▸ Input data:
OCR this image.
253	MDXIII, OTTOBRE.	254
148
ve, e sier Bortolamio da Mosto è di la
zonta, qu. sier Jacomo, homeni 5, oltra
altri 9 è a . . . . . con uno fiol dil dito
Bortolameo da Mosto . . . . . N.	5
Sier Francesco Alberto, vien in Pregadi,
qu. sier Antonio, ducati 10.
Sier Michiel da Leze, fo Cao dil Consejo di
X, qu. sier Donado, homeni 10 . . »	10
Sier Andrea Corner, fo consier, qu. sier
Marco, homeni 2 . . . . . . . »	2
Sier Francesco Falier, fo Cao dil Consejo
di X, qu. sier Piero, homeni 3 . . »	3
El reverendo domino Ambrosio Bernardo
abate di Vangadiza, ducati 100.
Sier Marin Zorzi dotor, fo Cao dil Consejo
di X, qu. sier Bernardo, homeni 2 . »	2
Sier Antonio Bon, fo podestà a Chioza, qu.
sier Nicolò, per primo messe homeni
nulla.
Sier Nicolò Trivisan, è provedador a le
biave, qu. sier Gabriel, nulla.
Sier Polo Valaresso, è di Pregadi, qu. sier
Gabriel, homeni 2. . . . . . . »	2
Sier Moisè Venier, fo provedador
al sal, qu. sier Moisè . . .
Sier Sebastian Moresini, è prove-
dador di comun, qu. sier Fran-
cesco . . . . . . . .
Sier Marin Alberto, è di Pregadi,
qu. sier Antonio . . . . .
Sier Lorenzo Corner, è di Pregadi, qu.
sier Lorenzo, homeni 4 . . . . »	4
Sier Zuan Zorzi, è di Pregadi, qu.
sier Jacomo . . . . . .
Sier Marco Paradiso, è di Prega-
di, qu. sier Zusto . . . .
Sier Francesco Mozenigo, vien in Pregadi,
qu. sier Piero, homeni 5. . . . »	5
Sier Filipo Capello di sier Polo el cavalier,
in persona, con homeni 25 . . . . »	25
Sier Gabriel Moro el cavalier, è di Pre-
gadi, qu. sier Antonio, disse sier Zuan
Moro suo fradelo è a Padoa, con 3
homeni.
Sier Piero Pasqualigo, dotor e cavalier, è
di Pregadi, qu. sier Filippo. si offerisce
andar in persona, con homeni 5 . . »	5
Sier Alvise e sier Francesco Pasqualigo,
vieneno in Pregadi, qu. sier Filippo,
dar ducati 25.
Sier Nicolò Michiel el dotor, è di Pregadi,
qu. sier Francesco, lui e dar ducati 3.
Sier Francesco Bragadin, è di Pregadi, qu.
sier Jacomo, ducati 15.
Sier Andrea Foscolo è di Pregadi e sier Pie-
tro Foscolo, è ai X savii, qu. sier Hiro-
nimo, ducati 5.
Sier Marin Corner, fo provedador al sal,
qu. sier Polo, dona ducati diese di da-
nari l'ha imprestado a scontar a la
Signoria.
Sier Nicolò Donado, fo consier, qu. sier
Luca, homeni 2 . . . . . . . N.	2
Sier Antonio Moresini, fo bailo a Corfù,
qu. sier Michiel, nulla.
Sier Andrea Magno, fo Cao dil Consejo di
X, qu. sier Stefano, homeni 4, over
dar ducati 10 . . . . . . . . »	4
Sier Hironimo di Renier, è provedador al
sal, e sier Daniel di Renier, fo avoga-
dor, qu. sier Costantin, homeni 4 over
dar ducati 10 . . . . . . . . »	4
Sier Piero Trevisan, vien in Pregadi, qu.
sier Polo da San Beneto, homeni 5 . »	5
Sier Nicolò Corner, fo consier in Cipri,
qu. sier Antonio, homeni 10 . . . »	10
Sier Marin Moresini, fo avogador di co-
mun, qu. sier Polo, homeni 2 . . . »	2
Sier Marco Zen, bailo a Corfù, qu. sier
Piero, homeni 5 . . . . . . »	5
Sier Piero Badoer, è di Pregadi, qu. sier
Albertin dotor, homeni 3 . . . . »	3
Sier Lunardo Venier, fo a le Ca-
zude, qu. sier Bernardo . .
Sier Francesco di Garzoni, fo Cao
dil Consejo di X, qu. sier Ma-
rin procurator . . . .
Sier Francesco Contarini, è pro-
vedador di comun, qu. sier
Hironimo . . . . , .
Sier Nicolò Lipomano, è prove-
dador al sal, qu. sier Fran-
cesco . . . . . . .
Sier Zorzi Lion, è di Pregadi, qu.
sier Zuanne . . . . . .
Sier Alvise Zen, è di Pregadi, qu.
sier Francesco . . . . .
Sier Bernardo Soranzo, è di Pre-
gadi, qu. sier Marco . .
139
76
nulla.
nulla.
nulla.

▸ Your objective: Print the records above exactly as they appear.

▸ Written solution:
OCR this image.
253	MDXIII, OTTOBRE.	254
148
ve, e sier Bortolamio da Mosto è di la
zonta, qu. sier Jacomo, homeni 5, oltra
altri 9 è a . . . . . con uno fiol dil dito
Bortolameo da Mosto . . . . . N.	5
Sier Francesco Alberto, vien in Pregadi,
qu. sier Antonio, ducati 10.
Sier Michiel da Leze, fo Cao dil Consejo di
X, qu. sier Donado, homeni 10 . . »	10
Sier Andrea Corner, fo consier, qu. sier
Marco, homeni 2 . . . . . . . »	2
Sier Francesco Falier, fo Cao dil Consejo
di X, qu. sier Piero, homeni 3 . . »	3
El reverendo domino Ambrosio Bernardo
abate di Vangadiza, ducati 100.
Sier Marin Zorzi dotor, fo Cao dil Consejo
di X, qu. sier Bernardo, homeni 2 . »	2
Sier Antonio Bon, fo podestà a Chioza, qu.
sier Nicolò, per primo messe homeni
nulla.
Sier Nicolò Trivisan, è provedador a le
biave, qu. sier Gabriel, nulla.
Sier Polo Valaresso, è di Pregadi, qu. sier
Gabriel, homeni 2. . . . . . . »	2
Sier Moisè Venier, fo provedador
al sal, qu. sier Moisè . . .
Sier Sebastian Moresini, è prove-
dador di comun, qu. sier Fran-
cesco . . . . . . . .
Sier Marin Alberto, è di Pregadi,
qu. sier Antonio . . . . .
Sier Lorenzo Corner, è di Pregadi, qu.
sier Lorenzo, homeni 4 . . . . »	4
Sier Zuan Zorzi, è di Pregadi, qu.
sier Jacomo . . . . . .
Sier Marco Paradiso, è di Prega-
di, qu. sier Zusto . . . .
Sier Francesco Mozenigo, vien in Pregadi,
qu. sier Piero, homeni 5. . . . »	5
Sier Filipo Capello di sier Polo el cavalier,
in persona, con homeni 25 . . . . »	25
Sier Gabriel Moro el cavalier, è di Pre-
gadi, qu. sier Antonio, disse sier Zuan
Moro suo fradelo è a Padoa, con 3
homeni.
Sier Piero Pasqualigo, dotor e cavalier, è
di Pregadi, qu. sier Filippo. si offerisce
andar in persona, con homeni 5 . . »	5
Sier Alvise e sier Francesco Pasqualigo,
vieneno in Pregadi, qu. sier Filippo,
dar ducati 25.
Sier Nicolò Michiel el dotor, è di Pregadi,
qu. sier Francesco, lui e dar ducati 3.
Sier Francesco Bragadin, è di Pregadi, qu.
sier Jacomo, ducati 15.
Sier Andrea Foscolo è di Pregadi e sier Pie-
tro Foscolo, è ai X savii, qu. sier Hiro-
nimo, ducati 5.
Sier Marin Corner, fo provedador al sal,
qu. sier Polo, dona ducati diese di da-
nari l'ha imprestado a scontar a la
Signoria.
Sier Nicolò Donado, fo consier, qu. sier
Luca, homeni 2 . . . . . . . N.	2
Sier Antonio Moresini, fo bailo a Corfù,
qu. sier Michiel, nulla.
Sier Andrea Magno, fo Cao dil Consejo di
X, qu. sier Stefano, homeni 4, over
dar ducati 10 . . . . . . . . »	4
Sier Hironimo di Renier, è provedador al
sal, e sier Daniel di Renier, fo avoga-
dor, qu. sier Costantin, homeni 4 over
dar ducati 10 . . . . . . . . »	4
Sier Piero Trevisan, vien in Pregadi, qu.
sier Polo da San Beneto, homeni 5 . »	5
Sier Nicolò Corner, fo consier in Cipri,
qu. sier Antonio, homeni 10 . . . »	10
Sier Marin Moresini, fo avogador di co-
mun, qu. sier Polo, homeni 2 . . . »	2
Sier Marco Zen, bailo a Corfù, qu. sier
Piero, homeni 5 . . . . . . »	5
Sier Piero Badoer, è di Pregadi, qu. sier
Albertin dotor, homeni 3 . . . . »	3
Sier Lunardo Venier, fo a le Ca-
zude, qu. sier Bernardo . .
Sier Francesco di Garzoni, fo Cao
dil Consejo di X, qu. sier Ma-
rin procurator . . . .
Sier Francesco Contarini, è pro-
vedador di comun, qu. sier
Hironimo . . . . , .
Sier Nicolò Lipomano, è prove-
dador al sal, qu. sier Fran-
cesco . . . . . . .
Sier Zorzi Lion, è di Pregadi, qu.
sier Zuanne . . . . . .
Sier Alvise Zen, è di Pregadi, qu.
sier Francesco . . . . .
Sier Bernardo Soranzo, è di Pre-
gadi, qu. sier Marco . .
139
76
nulla.
nulla.
nulla.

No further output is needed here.